Each line below should be quoted exactly, please.

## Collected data

***

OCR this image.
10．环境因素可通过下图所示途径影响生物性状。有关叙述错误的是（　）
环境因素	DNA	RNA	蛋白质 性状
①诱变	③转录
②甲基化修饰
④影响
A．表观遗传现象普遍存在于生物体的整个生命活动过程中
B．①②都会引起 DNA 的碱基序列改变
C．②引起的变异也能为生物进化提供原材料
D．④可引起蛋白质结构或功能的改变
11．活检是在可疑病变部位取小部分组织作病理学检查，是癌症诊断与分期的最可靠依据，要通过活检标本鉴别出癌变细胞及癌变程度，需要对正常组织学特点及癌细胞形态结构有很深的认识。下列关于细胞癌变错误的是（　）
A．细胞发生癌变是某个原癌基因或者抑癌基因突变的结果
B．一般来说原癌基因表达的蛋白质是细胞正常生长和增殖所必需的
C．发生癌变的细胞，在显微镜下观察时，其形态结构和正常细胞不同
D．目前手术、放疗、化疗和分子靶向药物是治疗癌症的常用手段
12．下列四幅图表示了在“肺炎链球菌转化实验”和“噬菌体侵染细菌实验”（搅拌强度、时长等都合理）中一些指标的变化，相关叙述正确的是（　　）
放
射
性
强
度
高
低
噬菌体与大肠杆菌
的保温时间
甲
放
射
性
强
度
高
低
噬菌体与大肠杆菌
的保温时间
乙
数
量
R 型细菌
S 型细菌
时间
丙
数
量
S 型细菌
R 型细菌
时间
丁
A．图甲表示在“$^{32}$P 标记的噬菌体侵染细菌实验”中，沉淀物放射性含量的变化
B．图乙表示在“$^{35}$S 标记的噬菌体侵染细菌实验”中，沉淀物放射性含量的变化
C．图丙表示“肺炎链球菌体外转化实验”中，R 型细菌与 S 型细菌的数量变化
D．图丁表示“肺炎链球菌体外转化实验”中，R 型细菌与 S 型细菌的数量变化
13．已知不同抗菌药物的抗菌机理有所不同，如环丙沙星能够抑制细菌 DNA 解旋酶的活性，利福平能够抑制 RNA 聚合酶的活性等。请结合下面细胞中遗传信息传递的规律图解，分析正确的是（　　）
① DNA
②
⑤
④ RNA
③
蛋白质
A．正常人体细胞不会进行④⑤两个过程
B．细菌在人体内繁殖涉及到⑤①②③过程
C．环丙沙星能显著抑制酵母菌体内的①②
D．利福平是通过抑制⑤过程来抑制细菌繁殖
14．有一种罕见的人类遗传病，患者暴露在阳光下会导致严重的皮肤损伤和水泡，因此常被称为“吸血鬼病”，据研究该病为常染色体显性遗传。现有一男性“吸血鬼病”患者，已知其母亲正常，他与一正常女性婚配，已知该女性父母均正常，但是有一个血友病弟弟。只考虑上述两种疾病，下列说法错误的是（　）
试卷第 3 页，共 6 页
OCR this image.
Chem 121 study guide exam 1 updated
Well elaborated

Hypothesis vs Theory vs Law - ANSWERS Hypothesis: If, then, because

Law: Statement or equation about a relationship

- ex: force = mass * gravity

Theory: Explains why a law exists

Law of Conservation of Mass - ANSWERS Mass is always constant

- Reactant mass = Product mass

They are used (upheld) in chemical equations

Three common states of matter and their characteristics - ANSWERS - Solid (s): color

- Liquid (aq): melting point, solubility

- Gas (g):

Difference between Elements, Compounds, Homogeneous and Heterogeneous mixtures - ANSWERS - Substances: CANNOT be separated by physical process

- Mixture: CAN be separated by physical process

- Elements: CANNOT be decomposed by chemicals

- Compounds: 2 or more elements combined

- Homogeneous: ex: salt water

***

## Full solution
OCR this image.
10．环境因素可通过下图所示途径影响生物性状。有关叙述错误的是（　）
环境因素	DNA	RNA	蛋白质 性状
①诱变	③转录
②甲基化修饰
④影响
A．表观遗传现象普遍存在于生物体的整个生命活动过程中
B．①②都会引起 DNA 的碱基序列改变
C．②引起的变异也能为生物进化提供原材料
D．④可引起蛋白质结构或功能的改变
11．活检是在可疑病变部位取小部分组织作病理学检查，是癌症诊断与分期的最可靠依据，要通过活检标本鉴别出癌变细胞及癌变程度，需要对正常组织学特点及癌细胞形态结构有很深的认识。下列关于细胞癌变错误的是（　）
A．细胞发生癌变是某个原癌基因或者抑癌基因突变的结果
B．一般来说原癌基因表达的蛋白质是细胞正常生长和增殖所必需的
C．发生癌变的细胞，在显微镜下观察时，其形态结构和正常细胞不同
D．目前手术、放疗、化疗和分子靶向药物是治疗癌症的常用手段
12．下列四幅图表示了在“肺炎链球菌转化实验”和“噬菌体侵染细菌实验”（搅拌强度、时长等都合理）中一些指标的变化，相关叙述正确的是（　　）
放
射
性
强
度
高
低
噬菌体与大肠杆菌
的保温时间
甲
放
射
性
强
度
高
低
噬菌体与大肠杆菌
的保温时间
乙
数
量
R 型细菌
S 型细菌
时间
丙
数
量
S 型细菌
R 型细菌
时间
丁
A．图甲表示在“$^{32}$P 标记的噬菌体侵染细菌实验”中，沉淀物放射性含量的变化
B．图乙表示在“$^{35}$S 标记的噬菌体侵染细菌实验”中，沉淀物放射性含量的变化
C．图丙表示“肺炎链球菌体外转化实验”中，R 型细菌与 S 型细菌的数量变化
D．图丁表示“肺炎链球菌体外转化实验”中，R 型细菌与 S 型细菌的数量变化
13．已知不同抗菌药物的抗菌机理有所不同，如环丙沙星能够抑制细菌 DNA 解旋酶的活性，利福平能够抑制 RNA 聚合酶的活性等。请结合下面细胞中遗传信息传递的规律图解，分析正确的是（　　）
① DNA
②
⑤
④ RNA
③
蛋白质
A．正常人体细胞不会进行④⑤两个过程
B．细菌在人体内繁殖涉及到⑤①②③过程
C．环丙沙星能显著抑制酵母菌体内的①②
D．利福平是通过抑制⑤过程来抑制细菌繁殖
14．有一种罕见的人类遗传病，患者暴露在阳光下会导致严重的皮肤损伤和水泡，因此常被称为“吸血鬼病”，据研究该病为常染色体显性遗传。现有一男性“吸血鬼病”患者，已知其母亲正常，他与一正常女性婚配，已知该女性父母均正常，但是有一个血友病弟弟。只考虑上述两种疾病，下列说法错误的是（　）
试卷第 3 页，共 6 页
OCR this image.
Chem 121 study guide exam 1 updated
Well elaborated

Hypothesis vs Theory vs Law - ANSWERS Hypothesis: If, then, because

Law: Statement or equation about a relationship

- ex: force = mass * gravity

Theory: Explains why a law exists

Law of Conservation of Mass - ANSWERS Mass is always constant

- Reactant mass = Product mass

They are used (upheld) in chemical equations

Three common states of matter and their characteristics - ANSWERS - Solid (s): color

- Liquid (aq): melting point, solubility

- Gas (g):

Difference between Elements, Compounds, Homogeneous and Heterogeneous mixtures - ANSWERS - Substances: CANNOT be separated by physical process

- Mixture: CAN be separated by physical process

- Elements: CANNOT be decomposed by chemicals

- Compounds: 2 or more elements combined

- Homogeneous: ex: salt water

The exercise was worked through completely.